**Task brief**
Copy the data that follows, character for character, minus the pictures.

**Material provided**
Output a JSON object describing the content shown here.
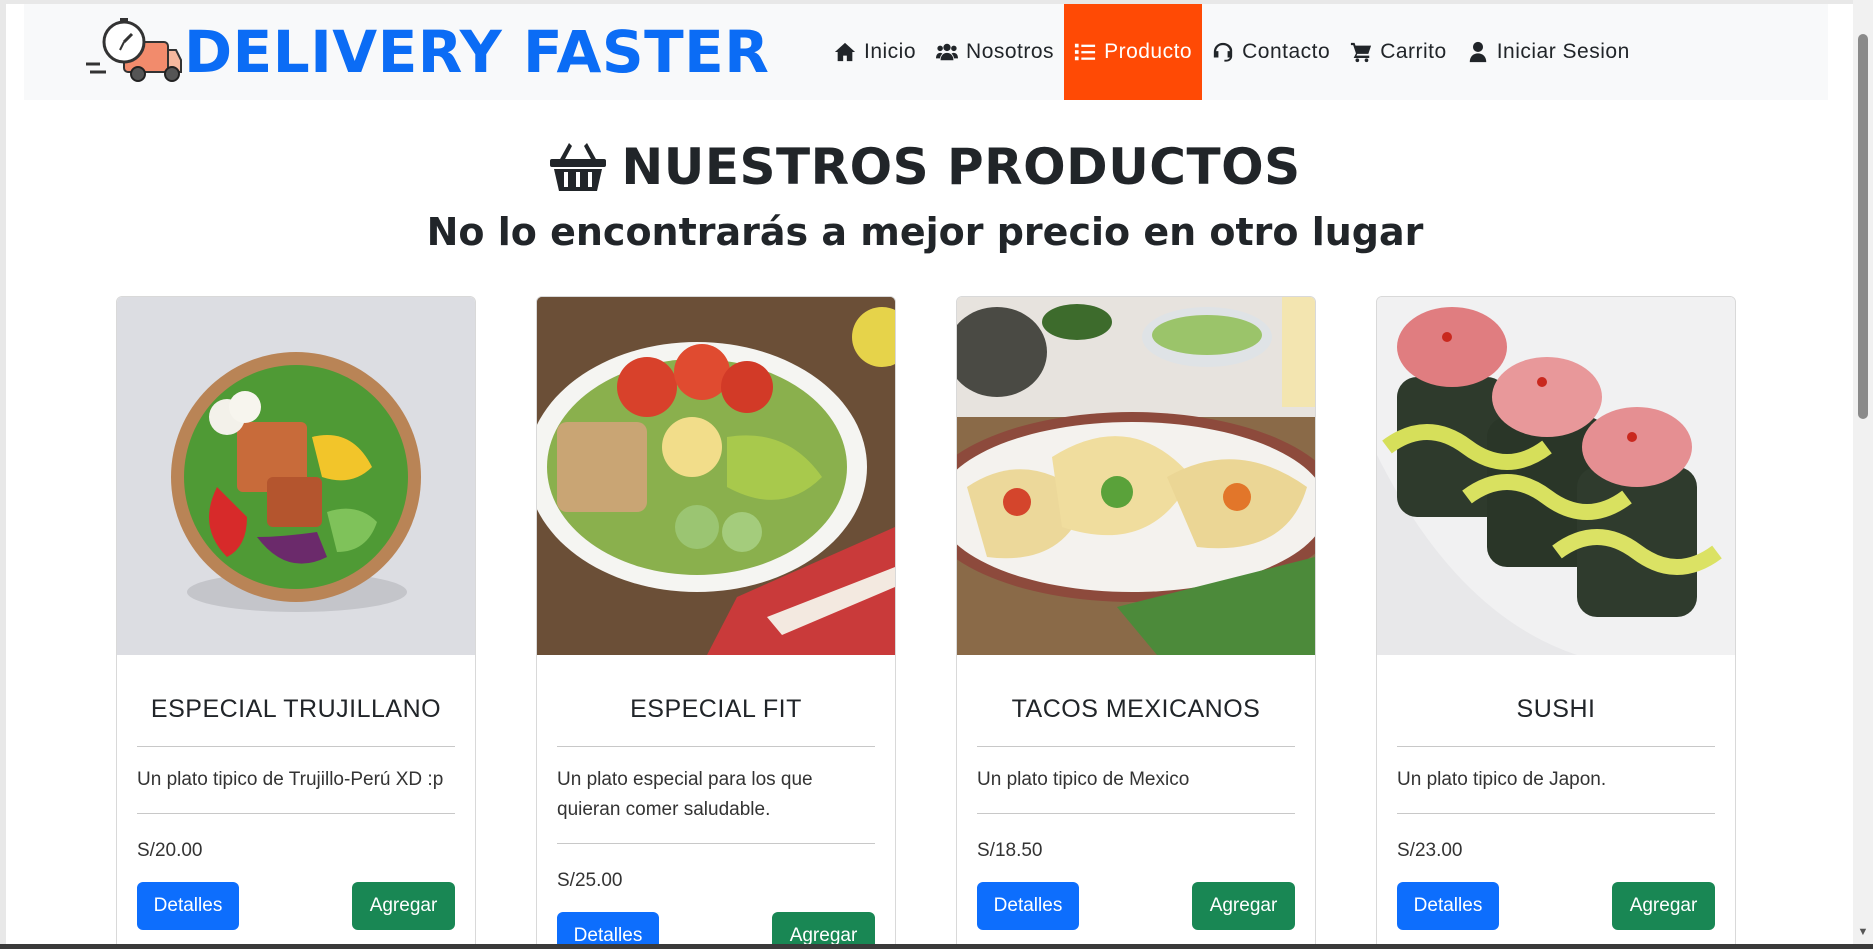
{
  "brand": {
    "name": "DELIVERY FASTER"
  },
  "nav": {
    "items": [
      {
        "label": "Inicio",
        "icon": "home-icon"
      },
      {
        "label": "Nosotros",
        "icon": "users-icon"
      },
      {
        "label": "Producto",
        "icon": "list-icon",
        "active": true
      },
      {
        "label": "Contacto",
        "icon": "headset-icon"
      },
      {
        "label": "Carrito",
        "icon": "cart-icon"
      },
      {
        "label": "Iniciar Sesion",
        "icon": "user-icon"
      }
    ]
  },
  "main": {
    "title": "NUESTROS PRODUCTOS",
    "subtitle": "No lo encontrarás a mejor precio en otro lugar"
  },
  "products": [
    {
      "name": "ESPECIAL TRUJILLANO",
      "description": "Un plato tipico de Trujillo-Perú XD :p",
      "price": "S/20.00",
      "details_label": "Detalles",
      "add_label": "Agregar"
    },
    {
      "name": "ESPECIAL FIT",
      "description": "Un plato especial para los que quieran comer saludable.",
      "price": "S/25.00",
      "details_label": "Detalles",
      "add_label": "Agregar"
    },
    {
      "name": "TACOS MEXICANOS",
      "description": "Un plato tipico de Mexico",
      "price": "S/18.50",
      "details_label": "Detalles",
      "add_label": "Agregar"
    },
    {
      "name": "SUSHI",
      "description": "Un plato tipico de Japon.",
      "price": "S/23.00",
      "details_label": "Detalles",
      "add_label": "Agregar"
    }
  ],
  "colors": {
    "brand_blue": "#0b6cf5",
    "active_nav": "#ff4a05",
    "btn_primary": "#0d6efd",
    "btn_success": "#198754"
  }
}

**Response for this exercise**
Output a JSON object describing the content shown here.
{
  "brand": {
    "name": "DELIVERY FASTER"
  },
  "nav": {
    "items": [
      {
        "label": "Inicio",
        "icon": "home-icon"
      },
      {
        "label": "Nosotros",
        "icon": "users-icon"
      },
      {
        "label": "Producto",
        "icon": "list-icon",
        "active": true
      },
      {
        "label": "Contacto",
        "icon": "headset-icon"
      },
      {
        "label": "Carrito",
        "icon": "cart-icon"
      },
      {
        "label": "Iniciar Sesion",
        "icon": "user-icon"
      }
    ]
  },
  "main": {
    "title": "NUESTROS PRODUCTOS",
    "subtitle": "No lo encontrarás a mejor precio en otro lugar"
  },
  "products": [
    {
      "name": "ESPECIAL TRUJILLANO",
      "description": "Un plato tipico de Trujillo-Perú XD :p",
      "price": "S/20.00",
      "details_label": "Detalles",
      "add_label": "Agregar"
    },
    {
      "name": "ESPECIAL FIT",
      "description": "Un plato especial para los que quieran comer saludable.",
      "price": "S/25.00",
      "details_label": "Detalles",
      "add_label": "Agregar"
    },
    {
      "name": "TACOS MEXICANOS",
      "description": "Un plato tipico de Mexico",
      "price": "S/18.50",
      "details_label": "Detalles",
      "add_label": "Agregar"
    },
    {
      "name": "SUSHI",
      "description": "Un plato tipico de Japon.",
      "price": "S/23.00",
      "details_label": "Detalles",
      "add_label": "Agregar"
    }
  ],
  "colors": {
    "brand_blue": "#0b6cf5",
    "active_nav": "#ff4a05",
    "btn_primary": "#0d6efd",
    "btn_success": "#198754"
  }
}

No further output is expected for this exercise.